Begin Exercise material

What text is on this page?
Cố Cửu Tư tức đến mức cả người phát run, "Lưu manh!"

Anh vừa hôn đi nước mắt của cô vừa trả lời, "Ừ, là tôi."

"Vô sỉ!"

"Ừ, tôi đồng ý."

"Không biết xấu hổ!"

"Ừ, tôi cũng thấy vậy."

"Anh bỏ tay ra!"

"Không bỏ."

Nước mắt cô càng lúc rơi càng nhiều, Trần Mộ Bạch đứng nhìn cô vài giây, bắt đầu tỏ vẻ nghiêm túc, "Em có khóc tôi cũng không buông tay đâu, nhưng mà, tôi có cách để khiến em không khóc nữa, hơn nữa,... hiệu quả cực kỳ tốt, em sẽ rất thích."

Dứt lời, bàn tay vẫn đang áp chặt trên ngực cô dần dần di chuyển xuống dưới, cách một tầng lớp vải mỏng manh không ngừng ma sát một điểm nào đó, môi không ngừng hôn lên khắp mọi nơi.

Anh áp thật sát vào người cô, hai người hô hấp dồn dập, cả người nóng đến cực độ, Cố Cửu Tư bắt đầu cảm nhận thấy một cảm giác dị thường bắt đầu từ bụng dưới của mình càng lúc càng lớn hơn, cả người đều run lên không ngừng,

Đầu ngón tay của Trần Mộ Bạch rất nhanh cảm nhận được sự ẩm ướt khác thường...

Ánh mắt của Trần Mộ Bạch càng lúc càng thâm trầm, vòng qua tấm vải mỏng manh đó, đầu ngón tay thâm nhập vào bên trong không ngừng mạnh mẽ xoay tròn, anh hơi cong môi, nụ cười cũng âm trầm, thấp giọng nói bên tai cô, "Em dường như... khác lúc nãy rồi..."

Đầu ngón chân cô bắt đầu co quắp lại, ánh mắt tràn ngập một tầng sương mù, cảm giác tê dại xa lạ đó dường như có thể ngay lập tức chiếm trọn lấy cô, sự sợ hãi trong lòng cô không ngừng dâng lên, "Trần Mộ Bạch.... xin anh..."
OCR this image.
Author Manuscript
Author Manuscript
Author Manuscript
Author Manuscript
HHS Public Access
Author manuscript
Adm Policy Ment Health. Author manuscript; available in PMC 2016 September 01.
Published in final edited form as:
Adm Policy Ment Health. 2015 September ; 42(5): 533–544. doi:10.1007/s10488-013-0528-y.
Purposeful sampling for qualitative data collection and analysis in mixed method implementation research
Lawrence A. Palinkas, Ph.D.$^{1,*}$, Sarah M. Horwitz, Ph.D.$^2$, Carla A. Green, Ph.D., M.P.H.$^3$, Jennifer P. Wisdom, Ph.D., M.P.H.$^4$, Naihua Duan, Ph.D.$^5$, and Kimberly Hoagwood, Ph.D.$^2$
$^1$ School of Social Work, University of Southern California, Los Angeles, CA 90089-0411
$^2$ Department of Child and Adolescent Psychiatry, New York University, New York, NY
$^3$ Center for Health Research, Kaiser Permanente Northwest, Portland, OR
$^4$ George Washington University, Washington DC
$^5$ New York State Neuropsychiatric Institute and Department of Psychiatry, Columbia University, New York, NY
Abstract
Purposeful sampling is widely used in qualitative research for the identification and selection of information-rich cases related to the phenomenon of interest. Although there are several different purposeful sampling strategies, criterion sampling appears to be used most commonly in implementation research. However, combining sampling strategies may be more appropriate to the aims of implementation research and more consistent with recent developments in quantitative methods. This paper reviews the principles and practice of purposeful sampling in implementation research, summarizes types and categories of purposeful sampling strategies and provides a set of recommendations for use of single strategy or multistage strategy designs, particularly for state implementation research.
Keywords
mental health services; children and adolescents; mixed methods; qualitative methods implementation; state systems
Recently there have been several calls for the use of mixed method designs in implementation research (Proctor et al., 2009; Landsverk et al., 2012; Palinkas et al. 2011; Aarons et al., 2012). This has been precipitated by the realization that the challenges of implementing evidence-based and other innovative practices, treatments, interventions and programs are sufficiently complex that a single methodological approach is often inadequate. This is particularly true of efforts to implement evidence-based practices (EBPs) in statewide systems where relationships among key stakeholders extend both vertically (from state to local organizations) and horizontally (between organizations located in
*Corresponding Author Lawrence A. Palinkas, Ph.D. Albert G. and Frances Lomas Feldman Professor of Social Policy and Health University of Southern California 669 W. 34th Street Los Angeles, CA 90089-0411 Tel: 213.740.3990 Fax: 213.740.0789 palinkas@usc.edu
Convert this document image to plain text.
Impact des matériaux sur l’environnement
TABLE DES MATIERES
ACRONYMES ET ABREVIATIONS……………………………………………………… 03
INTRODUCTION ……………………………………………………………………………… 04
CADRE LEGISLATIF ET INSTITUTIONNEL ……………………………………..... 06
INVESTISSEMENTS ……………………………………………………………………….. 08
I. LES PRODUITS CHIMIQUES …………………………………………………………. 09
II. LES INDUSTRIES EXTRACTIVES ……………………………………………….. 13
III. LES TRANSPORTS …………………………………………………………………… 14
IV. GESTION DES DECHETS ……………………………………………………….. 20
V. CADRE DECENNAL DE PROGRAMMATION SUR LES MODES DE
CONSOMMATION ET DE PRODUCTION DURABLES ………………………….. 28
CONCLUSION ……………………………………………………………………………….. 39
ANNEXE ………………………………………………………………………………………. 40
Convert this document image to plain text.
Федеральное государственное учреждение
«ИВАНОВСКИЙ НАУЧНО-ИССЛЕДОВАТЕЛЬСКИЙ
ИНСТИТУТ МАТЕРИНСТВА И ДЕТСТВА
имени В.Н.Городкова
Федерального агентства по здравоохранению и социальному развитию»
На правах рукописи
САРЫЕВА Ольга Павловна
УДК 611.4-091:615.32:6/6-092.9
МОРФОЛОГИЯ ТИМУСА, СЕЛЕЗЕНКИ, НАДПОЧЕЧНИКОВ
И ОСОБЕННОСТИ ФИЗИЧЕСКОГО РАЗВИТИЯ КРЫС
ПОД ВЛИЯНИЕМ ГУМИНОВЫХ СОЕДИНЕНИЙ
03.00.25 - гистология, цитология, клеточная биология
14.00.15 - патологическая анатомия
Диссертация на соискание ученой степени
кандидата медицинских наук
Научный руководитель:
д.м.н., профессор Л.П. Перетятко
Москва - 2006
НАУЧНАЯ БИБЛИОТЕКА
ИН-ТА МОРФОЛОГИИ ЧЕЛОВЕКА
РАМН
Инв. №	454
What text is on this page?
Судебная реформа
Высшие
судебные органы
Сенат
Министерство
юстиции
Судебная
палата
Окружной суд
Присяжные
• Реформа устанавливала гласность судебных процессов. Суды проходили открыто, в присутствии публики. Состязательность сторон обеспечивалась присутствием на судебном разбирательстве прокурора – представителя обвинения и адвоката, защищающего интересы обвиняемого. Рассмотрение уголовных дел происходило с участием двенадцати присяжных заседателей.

End Exercise material

* Task statement *
Using the listing, copy every line where the word "York" shows up.

* Task solution *
$^2$ Department of Child and Adolescent Psychiatry, New York University, New York, NY
$^5$ New York State Neuropsychiatric Institute and Department of Psychiatry, Columbia University, New York, NY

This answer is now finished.